**Parts of the exercise:**
1. What common name does the viper article give for Macrovipera lebetinus turanica?
2. Continue the article on the Turan blunt-nosed viper from where it stops.

(Excerpt provided)

Scientific classification
- Kingdom: Animalia
- Phylum: Chordata
- Class: Reptilia
- Order: Squamata
- Suborder: Serpentes
- Family: Viperidae
- Genus: Macrovipera
- Species: M. lebetinus
- Subspecies: M. l. turanica
- Trinomial name: Macrovipera lebetinus turanica (Chernov, 1940)
- Synonyms: Vipera lebetina turanica Chernov, 1940 In Terentjev & Chernov, 1940; Daboia (Daboia) lebetina turanica — Obst, 1983; Macrovipera lebetina turanica — Golay et al., 1993;

= Macrovipera lebetinus turanica =

Subspecies of snake

Common names: Turan blunt-nosed viper.

Macrovipera lebetinus turanica is a venomous viper subspecies endemic to Asia.

==Description==
The dorsal color pattern consists of a dark ground color with a lighter, orange zigzag pattern. The supraoculars are usually semidivided.

==Geographic range==
It is found in eastern Turkmenistan, Uzbekistan, Tajikistan, southwestern Kazakhstan, and parts of northern Afghanistan and western Pakistan.

(End Excerpt provided)
(Source data)

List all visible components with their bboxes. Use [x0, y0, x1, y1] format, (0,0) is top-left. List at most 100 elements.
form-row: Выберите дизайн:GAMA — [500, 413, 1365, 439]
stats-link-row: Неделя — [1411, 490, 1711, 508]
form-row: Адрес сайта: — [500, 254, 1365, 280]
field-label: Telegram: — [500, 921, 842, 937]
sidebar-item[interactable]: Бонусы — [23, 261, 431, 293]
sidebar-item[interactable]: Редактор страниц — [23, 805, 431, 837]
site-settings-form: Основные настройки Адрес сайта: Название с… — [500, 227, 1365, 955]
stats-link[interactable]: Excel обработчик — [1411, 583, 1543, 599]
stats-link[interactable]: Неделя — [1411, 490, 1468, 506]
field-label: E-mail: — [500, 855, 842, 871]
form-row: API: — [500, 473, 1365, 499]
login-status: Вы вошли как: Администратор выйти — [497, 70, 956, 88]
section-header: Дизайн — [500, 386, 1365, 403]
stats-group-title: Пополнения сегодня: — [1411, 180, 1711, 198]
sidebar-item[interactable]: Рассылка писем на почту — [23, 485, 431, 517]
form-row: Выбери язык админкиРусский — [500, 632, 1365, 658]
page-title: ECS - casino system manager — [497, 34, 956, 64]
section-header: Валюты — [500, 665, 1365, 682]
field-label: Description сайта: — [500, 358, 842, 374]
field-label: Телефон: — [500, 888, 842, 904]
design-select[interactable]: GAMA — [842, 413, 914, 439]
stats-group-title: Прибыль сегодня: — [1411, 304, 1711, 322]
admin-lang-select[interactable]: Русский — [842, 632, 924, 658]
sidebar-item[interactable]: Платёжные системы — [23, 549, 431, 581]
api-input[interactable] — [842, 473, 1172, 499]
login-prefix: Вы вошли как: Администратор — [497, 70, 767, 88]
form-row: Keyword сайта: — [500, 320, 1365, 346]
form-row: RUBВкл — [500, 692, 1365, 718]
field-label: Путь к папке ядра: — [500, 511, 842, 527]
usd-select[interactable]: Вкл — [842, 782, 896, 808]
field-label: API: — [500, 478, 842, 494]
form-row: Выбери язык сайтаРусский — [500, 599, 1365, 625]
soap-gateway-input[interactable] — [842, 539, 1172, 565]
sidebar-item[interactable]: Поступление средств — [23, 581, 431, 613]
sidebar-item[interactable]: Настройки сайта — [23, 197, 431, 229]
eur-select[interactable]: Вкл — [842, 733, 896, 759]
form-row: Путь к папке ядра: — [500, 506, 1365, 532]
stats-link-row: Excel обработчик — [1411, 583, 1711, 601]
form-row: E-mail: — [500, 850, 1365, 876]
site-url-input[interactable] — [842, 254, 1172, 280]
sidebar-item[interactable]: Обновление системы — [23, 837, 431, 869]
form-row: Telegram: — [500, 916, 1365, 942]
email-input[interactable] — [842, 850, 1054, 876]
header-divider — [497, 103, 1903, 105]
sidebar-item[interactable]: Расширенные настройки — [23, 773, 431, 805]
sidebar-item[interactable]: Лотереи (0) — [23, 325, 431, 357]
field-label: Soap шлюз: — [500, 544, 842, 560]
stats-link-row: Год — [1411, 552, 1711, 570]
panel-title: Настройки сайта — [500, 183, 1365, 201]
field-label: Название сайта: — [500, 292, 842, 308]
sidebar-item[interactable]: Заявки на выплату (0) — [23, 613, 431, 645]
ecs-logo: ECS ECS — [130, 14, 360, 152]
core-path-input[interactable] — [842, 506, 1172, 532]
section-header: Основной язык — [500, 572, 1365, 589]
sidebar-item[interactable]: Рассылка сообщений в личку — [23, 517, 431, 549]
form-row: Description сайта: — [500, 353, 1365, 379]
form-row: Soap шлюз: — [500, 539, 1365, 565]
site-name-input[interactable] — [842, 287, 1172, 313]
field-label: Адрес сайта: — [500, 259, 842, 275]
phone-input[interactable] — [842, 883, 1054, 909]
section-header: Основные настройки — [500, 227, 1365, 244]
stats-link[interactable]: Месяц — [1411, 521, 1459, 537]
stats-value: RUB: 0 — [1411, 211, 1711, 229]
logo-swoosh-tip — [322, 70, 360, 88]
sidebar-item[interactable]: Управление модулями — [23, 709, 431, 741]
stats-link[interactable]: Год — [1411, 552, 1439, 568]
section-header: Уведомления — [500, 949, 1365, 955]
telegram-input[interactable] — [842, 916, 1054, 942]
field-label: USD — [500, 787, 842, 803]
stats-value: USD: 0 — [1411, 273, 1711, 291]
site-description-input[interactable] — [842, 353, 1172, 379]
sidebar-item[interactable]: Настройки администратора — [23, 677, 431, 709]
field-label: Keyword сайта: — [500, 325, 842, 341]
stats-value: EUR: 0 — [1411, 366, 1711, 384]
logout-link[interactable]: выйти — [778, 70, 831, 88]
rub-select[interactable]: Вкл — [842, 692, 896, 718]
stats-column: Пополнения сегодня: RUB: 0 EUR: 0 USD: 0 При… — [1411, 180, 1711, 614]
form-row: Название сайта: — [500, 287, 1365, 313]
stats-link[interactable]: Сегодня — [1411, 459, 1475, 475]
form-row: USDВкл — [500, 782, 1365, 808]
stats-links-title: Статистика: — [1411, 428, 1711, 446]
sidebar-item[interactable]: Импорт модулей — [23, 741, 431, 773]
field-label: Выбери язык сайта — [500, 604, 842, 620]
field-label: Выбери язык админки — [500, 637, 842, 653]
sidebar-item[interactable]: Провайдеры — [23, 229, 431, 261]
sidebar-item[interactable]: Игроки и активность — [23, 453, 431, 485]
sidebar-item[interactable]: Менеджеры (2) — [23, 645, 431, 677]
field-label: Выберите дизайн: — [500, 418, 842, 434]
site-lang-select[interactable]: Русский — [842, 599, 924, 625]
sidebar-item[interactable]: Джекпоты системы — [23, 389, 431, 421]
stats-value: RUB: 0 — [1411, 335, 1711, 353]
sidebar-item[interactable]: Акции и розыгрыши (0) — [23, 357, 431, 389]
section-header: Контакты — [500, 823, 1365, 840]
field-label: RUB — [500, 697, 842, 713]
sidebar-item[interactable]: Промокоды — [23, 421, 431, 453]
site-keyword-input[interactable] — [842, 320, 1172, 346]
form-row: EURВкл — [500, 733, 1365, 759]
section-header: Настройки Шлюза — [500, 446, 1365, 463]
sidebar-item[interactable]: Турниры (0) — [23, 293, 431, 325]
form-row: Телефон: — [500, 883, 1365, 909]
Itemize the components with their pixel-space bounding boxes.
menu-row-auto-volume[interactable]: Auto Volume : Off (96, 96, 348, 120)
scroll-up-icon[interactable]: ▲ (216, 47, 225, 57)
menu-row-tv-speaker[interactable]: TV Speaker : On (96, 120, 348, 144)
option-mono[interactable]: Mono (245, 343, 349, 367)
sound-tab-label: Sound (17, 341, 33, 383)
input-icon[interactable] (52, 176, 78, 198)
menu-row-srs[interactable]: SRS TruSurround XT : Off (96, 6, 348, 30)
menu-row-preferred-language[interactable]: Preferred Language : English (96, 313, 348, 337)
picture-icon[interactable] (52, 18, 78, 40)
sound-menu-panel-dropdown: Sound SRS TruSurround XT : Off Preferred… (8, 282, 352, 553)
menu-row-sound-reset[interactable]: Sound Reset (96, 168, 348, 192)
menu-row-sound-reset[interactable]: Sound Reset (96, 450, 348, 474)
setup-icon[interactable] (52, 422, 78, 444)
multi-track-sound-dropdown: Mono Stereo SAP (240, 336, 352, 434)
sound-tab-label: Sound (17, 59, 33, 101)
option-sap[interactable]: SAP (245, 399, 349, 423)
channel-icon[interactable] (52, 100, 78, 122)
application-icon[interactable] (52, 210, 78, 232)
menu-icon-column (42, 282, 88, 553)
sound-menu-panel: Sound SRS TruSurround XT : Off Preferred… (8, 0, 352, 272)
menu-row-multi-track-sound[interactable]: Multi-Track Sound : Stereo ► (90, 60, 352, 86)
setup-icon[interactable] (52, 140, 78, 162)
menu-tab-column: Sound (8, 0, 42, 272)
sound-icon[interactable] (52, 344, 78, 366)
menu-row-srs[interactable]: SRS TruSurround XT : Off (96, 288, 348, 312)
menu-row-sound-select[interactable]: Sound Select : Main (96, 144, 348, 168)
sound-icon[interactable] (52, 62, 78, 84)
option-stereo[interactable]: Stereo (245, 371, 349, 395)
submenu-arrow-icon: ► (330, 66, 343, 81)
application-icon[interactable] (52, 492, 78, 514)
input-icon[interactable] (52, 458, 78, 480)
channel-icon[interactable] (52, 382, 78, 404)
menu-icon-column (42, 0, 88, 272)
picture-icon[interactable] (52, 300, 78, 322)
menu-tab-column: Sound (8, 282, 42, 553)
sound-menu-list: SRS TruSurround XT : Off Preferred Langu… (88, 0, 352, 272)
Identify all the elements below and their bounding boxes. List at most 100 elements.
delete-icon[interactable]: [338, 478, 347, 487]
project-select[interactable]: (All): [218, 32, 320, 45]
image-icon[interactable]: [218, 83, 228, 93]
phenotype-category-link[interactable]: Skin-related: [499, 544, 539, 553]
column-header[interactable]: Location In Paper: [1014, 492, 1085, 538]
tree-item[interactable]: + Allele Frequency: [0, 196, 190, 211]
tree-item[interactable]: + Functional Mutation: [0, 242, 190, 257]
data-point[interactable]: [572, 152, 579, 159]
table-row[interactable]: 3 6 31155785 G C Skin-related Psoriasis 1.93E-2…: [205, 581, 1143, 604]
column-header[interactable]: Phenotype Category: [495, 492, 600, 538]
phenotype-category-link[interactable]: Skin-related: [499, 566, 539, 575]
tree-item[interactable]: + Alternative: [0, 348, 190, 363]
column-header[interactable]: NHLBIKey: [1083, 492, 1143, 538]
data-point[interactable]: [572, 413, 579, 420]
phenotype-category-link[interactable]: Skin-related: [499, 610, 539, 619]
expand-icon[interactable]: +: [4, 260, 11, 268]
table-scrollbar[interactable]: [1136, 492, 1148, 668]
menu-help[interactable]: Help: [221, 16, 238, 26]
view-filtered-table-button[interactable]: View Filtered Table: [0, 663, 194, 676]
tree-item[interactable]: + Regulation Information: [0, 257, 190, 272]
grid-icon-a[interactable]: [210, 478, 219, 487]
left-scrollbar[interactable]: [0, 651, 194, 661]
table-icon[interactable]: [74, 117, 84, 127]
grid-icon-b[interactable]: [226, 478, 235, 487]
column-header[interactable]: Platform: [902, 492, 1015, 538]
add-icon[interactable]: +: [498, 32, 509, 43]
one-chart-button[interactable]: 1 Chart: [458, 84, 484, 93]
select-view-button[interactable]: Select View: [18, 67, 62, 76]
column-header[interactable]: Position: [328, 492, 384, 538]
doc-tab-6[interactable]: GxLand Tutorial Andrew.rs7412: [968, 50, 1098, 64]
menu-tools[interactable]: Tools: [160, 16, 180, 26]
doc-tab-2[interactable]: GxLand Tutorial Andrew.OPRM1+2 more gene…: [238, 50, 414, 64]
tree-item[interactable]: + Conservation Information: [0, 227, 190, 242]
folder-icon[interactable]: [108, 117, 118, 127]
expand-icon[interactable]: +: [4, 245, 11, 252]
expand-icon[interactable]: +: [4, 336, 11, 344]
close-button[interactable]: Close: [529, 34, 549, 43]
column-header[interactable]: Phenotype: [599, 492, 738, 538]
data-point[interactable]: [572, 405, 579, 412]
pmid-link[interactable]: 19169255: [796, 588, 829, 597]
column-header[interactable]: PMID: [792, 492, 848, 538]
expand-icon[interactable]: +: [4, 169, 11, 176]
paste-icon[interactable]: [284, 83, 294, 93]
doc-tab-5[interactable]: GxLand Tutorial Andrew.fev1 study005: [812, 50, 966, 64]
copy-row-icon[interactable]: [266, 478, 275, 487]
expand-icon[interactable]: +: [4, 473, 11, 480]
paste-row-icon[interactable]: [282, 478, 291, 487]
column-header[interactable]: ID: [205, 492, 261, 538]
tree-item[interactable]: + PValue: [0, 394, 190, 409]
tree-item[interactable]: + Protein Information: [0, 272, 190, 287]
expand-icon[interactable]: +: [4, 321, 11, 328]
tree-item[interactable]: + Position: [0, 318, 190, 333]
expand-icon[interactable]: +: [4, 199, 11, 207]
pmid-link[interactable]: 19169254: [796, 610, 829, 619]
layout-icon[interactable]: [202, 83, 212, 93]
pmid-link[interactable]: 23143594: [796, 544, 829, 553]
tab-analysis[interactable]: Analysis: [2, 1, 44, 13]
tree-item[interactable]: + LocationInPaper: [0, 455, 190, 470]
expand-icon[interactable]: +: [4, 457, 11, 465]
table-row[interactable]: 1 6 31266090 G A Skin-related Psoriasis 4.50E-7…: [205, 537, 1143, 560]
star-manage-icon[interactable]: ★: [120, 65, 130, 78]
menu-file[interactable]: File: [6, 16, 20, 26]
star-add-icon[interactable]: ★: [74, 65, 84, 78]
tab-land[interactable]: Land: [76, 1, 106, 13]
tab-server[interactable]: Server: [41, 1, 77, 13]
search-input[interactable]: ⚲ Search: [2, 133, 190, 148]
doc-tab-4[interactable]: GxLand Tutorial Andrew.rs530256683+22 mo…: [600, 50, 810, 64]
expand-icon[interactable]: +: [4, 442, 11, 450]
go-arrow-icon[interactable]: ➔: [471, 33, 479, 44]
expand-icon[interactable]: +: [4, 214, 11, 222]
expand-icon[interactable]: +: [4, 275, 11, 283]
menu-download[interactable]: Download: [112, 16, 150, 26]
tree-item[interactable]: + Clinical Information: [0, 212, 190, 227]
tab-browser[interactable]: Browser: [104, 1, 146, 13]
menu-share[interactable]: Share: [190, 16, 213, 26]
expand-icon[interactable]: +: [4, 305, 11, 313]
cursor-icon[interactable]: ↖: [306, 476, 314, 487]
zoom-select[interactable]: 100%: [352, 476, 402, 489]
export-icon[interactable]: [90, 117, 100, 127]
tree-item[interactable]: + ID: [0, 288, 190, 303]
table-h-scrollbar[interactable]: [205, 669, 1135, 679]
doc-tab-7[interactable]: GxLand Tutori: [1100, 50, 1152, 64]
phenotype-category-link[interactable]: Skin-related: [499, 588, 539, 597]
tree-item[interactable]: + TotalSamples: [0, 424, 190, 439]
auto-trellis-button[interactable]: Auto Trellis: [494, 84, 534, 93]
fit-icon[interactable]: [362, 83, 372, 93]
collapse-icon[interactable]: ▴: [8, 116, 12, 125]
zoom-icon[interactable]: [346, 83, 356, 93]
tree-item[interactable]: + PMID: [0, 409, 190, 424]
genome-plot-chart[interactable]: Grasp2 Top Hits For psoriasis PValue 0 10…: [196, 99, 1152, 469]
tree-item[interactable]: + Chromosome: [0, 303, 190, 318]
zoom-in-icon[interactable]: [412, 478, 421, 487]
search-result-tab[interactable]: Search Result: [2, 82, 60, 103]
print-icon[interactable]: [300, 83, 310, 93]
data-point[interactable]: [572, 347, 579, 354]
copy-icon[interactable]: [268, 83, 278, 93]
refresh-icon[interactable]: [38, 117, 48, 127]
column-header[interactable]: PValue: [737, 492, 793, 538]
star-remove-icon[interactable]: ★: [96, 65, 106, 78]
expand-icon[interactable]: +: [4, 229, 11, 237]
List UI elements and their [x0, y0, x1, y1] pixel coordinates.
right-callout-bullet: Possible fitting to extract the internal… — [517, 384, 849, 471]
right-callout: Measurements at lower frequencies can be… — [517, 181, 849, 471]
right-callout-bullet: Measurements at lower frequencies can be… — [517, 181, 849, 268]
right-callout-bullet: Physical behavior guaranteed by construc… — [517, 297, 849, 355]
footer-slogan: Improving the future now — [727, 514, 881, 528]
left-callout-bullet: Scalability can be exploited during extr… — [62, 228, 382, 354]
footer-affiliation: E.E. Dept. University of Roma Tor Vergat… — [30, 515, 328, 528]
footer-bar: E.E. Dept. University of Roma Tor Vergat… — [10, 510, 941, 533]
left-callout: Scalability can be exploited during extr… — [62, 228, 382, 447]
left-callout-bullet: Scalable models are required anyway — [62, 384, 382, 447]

(End Source data)

**Answer set:**
1. Turan blunt-nosed viper.

2.
==Venom==
Not much is known about its venom but it contains procoagulants (fibrinogenases) and likely contains myotoxins. It's also possible that it contains hemorrhagins and cytotoxins. The average venom yield per bite is somewhere between 31 and 63 mg (dry weight). It has been known to have caused death in adult humans, and although the envenoming rate is unknown, it is suspected to be high. Symptoms of envenomation include variable non-specific effects which may include headache, nausea, vomiting, abdominal pain, diarrhea, dizziness, collapse, or convulsions. There are also marked local effects including pain, severe swelling, bruising, blistering, and moderate to severe necrosis. Other effects include moderate to severe coagulopathy and hemorrhagins causing extensive bleeding.